Page records with their text
== Segment start ==
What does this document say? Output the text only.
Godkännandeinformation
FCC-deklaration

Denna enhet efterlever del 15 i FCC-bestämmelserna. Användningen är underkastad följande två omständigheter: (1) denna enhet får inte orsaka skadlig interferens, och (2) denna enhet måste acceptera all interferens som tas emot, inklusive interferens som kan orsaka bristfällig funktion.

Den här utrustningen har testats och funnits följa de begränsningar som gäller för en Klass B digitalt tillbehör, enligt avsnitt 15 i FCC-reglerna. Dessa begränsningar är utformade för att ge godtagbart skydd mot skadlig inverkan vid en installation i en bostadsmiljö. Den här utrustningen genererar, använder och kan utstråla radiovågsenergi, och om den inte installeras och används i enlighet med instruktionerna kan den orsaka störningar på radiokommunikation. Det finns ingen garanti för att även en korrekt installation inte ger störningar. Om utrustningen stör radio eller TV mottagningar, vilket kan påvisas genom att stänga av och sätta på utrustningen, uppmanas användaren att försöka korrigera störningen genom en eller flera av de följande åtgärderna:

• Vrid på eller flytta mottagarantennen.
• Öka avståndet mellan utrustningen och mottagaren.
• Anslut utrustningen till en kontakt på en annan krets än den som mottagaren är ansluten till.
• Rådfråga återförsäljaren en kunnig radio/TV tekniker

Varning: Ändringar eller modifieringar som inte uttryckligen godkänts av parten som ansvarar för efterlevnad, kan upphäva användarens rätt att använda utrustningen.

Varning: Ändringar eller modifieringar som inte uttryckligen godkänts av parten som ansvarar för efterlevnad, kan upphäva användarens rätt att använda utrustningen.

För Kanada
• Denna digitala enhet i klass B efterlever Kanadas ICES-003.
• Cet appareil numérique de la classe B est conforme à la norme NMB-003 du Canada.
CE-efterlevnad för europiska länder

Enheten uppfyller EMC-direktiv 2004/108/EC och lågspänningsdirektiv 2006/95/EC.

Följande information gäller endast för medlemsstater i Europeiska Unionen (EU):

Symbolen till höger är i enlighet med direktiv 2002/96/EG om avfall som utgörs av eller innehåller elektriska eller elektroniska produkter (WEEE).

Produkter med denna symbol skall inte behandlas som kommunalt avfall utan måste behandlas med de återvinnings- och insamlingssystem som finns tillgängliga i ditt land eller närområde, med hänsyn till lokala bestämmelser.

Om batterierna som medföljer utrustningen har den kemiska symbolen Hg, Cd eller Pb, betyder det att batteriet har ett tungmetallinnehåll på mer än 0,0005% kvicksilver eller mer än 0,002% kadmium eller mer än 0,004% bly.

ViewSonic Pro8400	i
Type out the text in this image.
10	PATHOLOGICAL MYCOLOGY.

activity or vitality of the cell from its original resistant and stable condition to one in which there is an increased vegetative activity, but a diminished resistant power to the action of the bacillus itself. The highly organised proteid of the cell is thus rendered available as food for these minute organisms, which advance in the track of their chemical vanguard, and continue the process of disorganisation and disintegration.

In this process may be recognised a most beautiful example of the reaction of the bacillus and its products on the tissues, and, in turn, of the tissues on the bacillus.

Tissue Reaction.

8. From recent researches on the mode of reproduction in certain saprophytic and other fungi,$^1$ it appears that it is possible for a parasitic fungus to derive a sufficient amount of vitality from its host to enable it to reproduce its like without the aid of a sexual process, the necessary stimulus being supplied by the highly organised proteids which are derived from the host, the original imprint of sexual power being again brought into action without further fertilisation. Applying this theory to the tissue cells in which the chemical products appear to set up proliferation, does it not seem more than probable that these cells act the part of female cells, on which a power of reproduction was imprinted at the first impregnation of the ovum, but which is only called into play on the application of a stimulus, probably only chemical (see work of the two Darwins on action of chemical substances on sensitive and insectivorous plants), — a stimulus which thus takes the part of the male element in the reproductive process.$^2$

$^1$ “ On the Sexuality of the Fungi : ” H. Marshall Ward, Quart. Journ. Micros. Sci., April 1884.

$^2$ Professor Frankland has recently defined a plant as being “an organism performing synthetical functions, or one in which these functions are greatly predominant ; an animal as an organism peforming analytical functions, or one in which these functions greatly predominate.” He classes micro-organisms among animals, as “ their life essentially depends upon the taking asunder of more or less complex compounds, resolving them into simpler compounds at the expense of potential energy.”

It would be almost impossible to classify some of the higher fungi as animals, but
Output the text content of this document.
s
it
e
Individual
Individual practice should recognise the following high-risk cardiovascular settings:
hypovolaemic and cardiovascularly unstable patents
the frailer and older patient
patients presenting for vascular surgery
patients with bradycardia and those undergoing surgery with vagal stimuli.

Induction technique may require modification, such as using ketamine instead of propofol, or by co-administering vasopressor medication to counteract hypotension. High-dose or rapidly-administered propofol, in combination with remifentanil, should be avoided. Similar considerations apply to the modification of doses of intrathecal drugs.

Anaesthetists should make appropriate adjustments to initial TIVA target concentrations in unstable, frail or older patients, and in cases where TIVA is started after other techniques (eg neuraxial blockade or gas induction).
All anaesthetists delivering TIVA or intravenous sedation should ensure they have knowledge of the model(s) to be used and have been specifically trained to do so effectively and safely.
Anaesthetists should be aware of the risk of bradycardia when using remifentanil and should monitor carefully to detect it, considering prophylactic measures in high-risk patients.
== Segment end ==
Among the entries above, how many lines hold the word "surgery"? Reply with only that number.

Reply:
2